--- Your task ---
All of the lines below are to be printed again exactly; images are excluded from the output.

Entries from a visual dataset
-*-

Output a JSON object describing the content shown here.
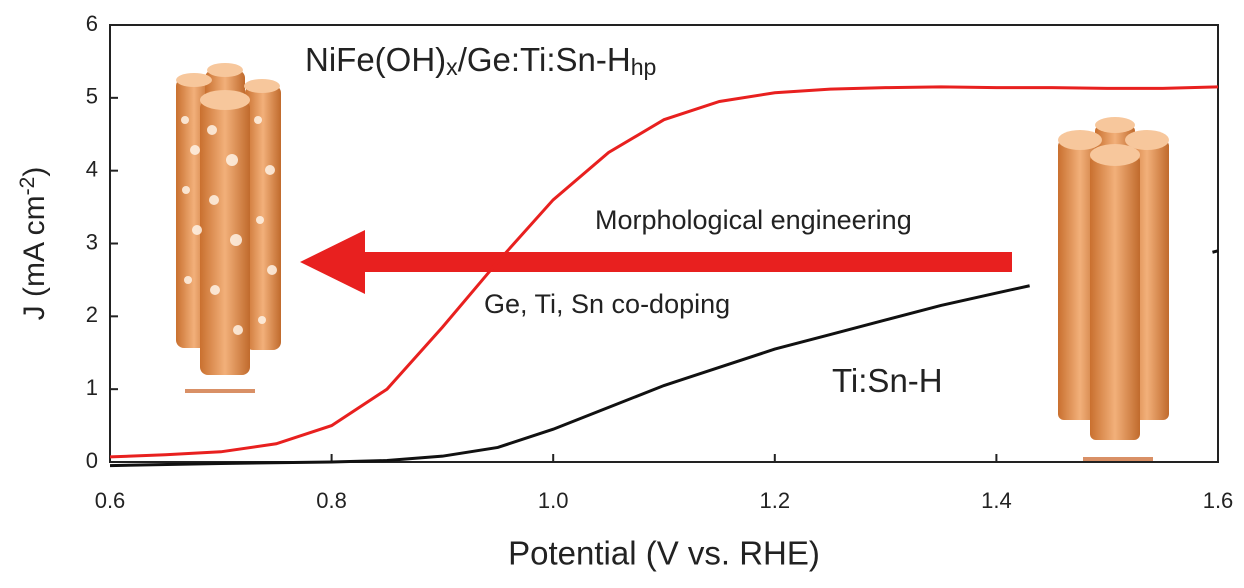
{
  "chart_data": {
    "type": "line",
    "x_label": "Potential (V vs. RHE)",
    "y_label": [
      {
        "text": "J (mA cm"
      },
      {
        "text": "-2",
        "sup": true
      },
      {
        "text": ")"
      }
    ],
    "xlim": [
      0.6,
      1.6
    ],
    "xticks": [
      0.6,
      0.8,
      {
        "value": 1,
        "label": "1.0"
      },
      1.2,
      1.4,
      1.6
    ],
    "ylim": [
      0,
      6
    ],
    "yticks": [
      0,
      1,
      2,
      3,
      4,
      5,
      6
    ],
    "series": [
      {
        "label": [
          {
            "text": "NiFe(OH)"
          },
          {
            "text": "x",
            "sub": true
          },
          {
            "text": "/Ge:Ti:Sn-H"
          },
          {
            "text": "hp",
            "sub": true
          }
        ],
        "color": "#e8201f",
        "x": [
          0.6,
          0.65,
          0.7,
          0.75,
          0.8,
          0.85,
          0.9,
          0.95,
          1.0,
          1.05,
          1.1,
          1.15,
          1.2,
          1.25,
          1.3,
          1.35,
          1.4,
          1.45,
          1.5,
          1.55,
          1.6
        ],
        "values": [
          0.07,
          0.1,
          0.14,
          0.25,
          0.5,
          1.0,
          1.85,
          2.75,
          3.6,
          4.25,
          4.7,
          4.95,
          5.07,
          5.12,
          5.14,
          5.15,
          5.14,
          5.14,
          5.13,
          5.13,
          5.15
        ]
      },
      {
        "label": [
          {
            "text": "Ti:Sn-H"
          }
        ],
        "color": "#111111",
        "x": [
          0.6,
          0.7,
          0.8,
          0.85,
          0.9,
          0.95,
          1.0,
          1.05,
          1.1,
          1.15,
          1.2,
          1.25,
          1.3,
          1.35,
          1.4,
          1.43,
          1.5,
          1.595,
          1.6
        ],
        "values": [
          -0.05,
          -0.02,
          0.0,
          0.02,
          0.08,
          0.2,
          0.45,
          0.75,
          1.05,
          1.3,
          1.55,
          1.75,
          1.95,
          2.15,
          2.32,
          2.42,
          null,
          2.88,
          2.9
        ]
      }
    ],
    "annotations": [
      "Morphological engineering",
      "Ge, Ti, Sn co-doping"
    ]
  }
}
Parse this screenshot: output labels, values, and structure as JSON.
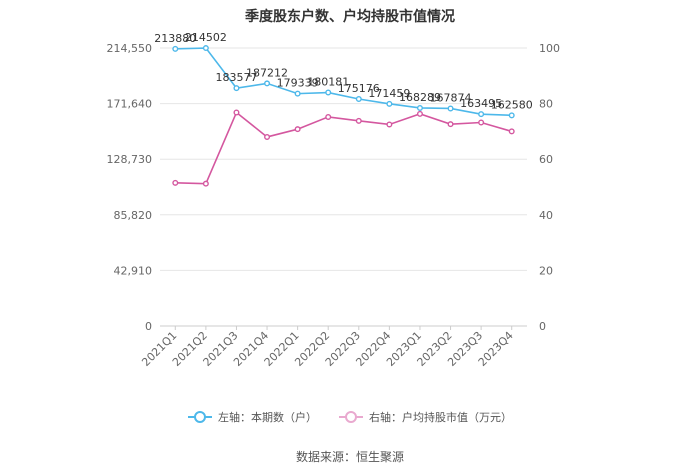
{
  "chart_data": {
    "type": "line",
    "title": "季度股东户数、户均持股市值情况",
    "categories": [
      "2021Q1",
      "2021Q2",
      "2021Q3",
      "2021Q4",
      "2022Q1",
      "2022Q2",
      "2022Q3",
      "2022Q4",
      "2023Q1",
      "2023Q2",
      "2023Q3",
      "2023Q4"
    ],
    "left_axis": {
      "ticks": [
        "0",
        "42,910",
        "85,820",
        "128,730",
        "171,640",
        "214,550"
      ],
      "ylim": [
        0,
        214550
      ]
    },
    "right_axis": {
      "ticks": [
        "0",
        "20",
        "40",
        "60",
        "80",
        "100"
      ],
      "ylim": [
        0,
        100
      ]
    },
    "series": [
      {
        "name": "左轴：本期数（户）",
        "axis": "left",
        "color": "#4db8ea",
        "values": [
          213880,
          214502,
          183577,
          187212,
          179339,
          180181,
          175176,
          171459,
          168289,
          167874,
          163495,
          162580
        ],
        "labels": [
          "213880",
          "214502",
          "183577",
          "187212",
          "179339",
          "180181",
          "175176",
          "171459",
          "168289",
          "167874",
          "163495",
          "162580"
        ]
      },
      {
        "name": "右轴：户均持股市值（万元）",
        "axis": "right",
        "color": "#d4579f",
        "values": [
          51.5,
          51.2,
          76.8,
          68.0,
          70.8,
          75.2,
          73.8,
          72.5,
          76.3,
          72.6,
          73.2,
          70.0
        ]
      }
    ],
    "grid": true,
    "legend_position": "bottom"
  },
  "source_text": "数据来源：恒生聚源"
}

-*-

--- Solution to the problem ---
Output a JSON object describing the content shown here.
{
  "chart_data": {
    "type": "line",
    "x_label": "Potential (V vs. RHE)",
    "y_label": [
      {
        "text": "J (mA cm"
      },
      {
        "text": "-2",
        "sup": true
      },
      {
        "text": ")"
      }
    ],
    "xlim": [
      0.6,
      1.6
    ],
    "xticks": [
      0.6,
      0.8,
      {
        "value": 1,
        "label": "1.0"
      },
      1.2,
      1.4,
      1.6
    ],
    "ylim": [
      0,
      6
    ],
    "yticks": [
      0,
      1,
      2,
      3,
      4,
      5,
      6
    ],
    "series": [
      {
        "label": [
          {
            "text": "NiFe(OH)"
          },
          {
            "text": "x",
            "sub": true
          },
          {
            "text": "/Ge:Ti:Sn-H"
          },
          {
            "text": "hp",
            "sub": true
          }
        ],
        "color": "#e8201f",
        "x": [
          0.6,
          0.65,
          0.7,
          0.75,
          0.8,
          0.85,
          0.9,
          0.95,
          1.0,
          1.05,
          1.1,
          1.15,
          1.2,
          1.25,
          1.3,
          1.35,
          1.4,
          1.45,
          1.5,
          1.55,
          1.6
        ],
        "values": [
          0.07,
          0.1,
          0.14,
          0.25,
          0.5,
          1.0,
          1.85,
          2.75,
          3.6,
          4.25,
          4.7,
          4.95,
          5.07,
          5.12,
          5.14,
          5.15,
          5.14,
          5.14,
          5.13,
          5.13,
          5.15
        ]
      },
      {
        "label": [
          {
            "text": "Ti:Sn-H"
          }
        ],
        "color": "#111111",
        "x": [
          0.6,
          0.7,
          0.8,
          0.85,
          0.9,
          0.95,
          1.0,
          1.05,
          1.1,
          1.15,
          1.2,
          1.25,
          1.3,
          1.35,
          1.4,
          1.43,
          1.5,
          1.595,
          1.6
        ],
        "values": [
          -0.05,
          -0.02,
          0.0,
          0.02,
          0.08,
          0.2,
          0.45,
          0.75,
          1.05,
          1.3,
          1.55,
          1.75,
          1.95,
          2.15,
          2.32,
          2.42,
          null,
          2.88,
          2.9
        ]
      }
    ],
    "annotations": [
      "Morphological engineering",
      "Ge, Ti, Sn co-doping"
    ]
  }
}
Parse this screenshot: output labels, values, and structure as JSON.
{
  "chart_data": {
    "type": "line",
    "title": "季度股东户数、户均持股市值情况",
    "categories": [
      "2021Q1",
      "2021Q2",
      "2021Q3",
      "2021Q4",
      "2022Q1",
      "2022Q2",
      "2022Q3",
      "2022Q4",
      "2023Q1",
      "2023Q2",
      "2023Q3",
      "2023Q4"
    ],
    "left_axis": {
      "ticks": [
        "0",
        "42,910",
        "85,820",
        "128,730",
        "171,640",
        "214,550"
      ],
      "ylim": [
        0,
        214550
      ]
    },
    "right_axis": {
      "ticks": [
        "0",
        "20",
        "40",
        "60",
        "80",
        "100"
      ],
      "ylim": [
        0,
        100
      ]
    },
    "series": [
      {
        "name": "左轴：本期数（户）",
        "axis": "left",
        "color": "#4db8ea",
        "values": [
          213880,
          214502,
          183577,
          187212,
          179339,
          180181,
          175176,
          171459,
          168289,
          167874,
          163495,
          162580
        ],
        "labels": [
          "213880",
          "214502",
          "183577",
          "187212",
          "179339",
          "180181",
          "175176",
          "171459",
          "168289",
          "167874",
          "163495",
          "162580"
        ]
      },
      {
        "name": "右轴：户均持股市值（万元）",
        "axis": "right",
        "color": "#d4579f",
        "values": [
          51.5,
          51.2,
          76.8,
          68.0,
          70.8,
          75.2,
          73.8,
          72.5,
          76.3,
          72.6,
          73.2,
          70.0
        ]
      }
    ],
    "grid": true,
    "legend_position": "bottom"
  },
  "source_text": "数据来源：恒生聚源"
}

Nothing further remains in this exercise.